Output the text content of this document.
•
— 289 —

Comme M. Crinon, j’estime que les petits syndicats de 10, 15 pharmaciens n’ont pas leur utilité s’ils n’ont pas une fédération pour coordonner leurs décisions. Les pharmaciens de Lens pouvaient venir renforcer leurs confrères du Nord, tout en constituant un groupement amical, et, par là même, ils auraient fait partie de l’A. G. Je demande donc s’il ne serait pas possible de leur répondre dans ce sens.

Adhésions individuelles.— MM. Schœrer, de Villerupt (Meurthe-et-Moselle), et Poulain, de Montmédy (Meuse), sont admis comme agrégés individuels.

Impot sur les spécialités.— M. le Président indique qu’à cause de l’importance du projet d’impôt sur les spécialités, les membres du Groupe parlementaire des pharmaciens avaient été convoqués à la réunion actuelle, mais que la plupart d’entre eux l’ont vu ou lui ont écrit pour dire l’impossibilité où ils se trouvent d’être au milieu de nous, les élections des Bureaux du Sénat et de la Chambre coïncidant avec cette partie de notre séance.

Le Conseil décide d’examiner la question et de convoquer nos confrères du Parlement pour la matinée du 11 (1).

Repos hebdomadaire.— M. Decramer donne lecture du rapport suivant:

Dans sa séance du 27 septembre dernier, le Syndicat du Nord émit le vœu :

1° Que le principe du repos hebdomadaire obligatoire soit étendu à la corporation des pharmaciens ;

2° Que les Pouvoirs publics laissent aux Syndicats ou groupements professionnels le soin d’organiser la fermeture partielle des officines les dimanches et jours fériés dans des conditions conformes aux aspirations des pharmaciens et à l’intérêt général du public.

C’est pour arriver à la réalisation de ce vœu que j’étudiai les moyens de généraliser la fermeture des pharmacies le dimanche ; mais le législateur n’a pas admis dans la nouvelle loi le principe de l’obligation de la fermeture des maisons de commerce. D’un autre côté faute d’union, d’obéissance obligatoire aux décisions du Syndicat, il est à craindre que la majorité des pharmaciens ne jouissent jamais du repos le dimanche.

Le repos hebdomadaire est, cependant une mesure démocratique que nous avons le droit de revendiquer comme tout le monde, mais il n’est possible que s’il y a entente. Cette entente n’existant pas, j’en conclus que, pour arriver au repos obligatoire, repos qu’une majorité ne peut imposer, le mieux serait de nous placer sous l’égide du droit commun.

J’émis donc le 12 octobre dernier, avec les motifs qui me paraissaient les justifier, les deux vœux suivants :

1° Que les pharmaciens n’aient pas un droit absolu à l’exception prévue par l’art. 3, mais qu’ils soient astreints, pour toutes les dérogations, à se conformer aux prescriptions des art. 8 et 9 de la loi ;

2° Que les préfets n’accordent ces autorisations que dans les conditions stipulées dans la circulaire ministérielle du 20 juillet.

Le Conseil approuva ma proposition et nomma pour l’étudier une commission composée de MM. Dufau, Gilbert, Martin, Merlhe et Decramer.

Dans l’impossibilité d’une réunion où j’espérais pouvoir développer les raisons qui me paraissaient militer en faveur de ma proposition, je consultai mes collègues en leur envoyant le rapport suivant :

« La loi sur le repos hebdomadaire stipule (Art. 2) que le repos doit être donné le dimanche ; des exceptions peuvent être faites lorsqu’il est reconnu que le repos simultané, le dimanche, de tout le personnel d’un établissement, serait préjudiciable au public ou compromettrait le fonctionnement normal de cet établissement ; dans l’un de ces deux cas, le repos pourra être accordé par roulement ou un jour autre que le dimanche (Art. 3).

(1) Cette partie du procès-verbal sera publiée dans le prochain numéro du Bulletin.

* * * * * * * * *

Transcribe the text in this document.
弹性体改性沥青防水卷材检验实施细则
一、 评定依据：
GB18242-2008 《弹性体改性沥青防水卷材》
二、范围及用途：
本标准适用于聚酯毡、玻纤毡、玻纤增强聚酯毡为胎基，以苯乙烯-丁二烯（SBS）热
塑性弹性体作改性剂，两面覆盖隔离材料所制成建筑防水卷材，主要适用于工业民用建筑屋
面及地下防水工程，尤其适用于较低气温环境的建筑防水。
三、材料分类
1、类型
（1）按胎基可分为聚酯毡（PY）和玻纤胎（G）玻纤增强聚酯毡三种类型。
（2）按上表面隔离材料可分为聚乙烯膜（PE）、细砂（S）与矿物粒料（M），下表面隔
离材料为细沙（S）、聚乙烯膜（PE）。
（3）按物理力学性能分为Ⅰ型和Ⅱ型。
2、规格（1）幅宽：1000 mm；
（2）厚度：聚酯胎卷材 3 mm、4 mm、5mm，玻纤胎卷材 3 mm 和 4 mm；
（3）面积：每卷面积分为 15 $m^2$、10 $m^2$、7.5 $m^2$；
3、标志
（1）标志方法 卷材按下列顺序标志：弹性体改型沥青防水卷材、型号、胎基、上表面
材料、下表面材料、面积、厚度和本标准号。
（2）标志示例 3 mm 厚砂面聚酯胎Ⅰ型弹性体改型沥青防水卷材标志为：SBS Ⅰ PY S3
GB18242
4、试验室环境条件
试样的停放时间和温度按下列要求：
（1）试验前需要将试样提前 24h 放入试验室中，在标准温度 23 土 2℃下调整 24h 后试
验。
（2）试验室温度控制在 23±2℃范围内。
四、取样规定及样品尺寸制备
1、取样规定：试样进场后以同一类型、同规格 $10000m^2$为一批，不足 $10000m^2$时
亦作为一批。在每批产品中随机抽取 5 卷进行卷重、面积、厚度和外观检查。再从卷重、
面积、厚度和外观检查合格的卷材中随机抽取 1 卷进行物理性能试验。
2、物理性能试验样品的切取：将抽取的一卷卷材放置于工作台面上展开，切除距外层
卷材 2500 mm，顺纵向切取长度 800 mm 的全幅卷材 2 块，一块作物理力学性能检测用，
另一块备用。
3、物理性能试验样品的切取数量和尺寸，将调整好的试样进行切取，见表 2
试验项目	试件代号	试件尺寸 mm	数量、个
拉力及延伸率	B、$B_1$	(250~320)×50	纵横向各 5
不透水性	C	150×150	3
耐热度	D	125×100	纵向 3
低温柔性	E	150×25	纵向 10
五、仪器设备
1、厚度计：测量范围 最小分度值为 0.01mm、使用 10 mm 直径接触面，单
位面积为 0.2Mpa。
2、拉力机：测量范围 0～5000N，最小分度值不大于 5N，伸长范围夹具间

* * * * * * * * *

### EXERCISE PROMPT
Give the number of lines that hold the word "arriver" in these records, with nothing added.

### THE ANSWER
2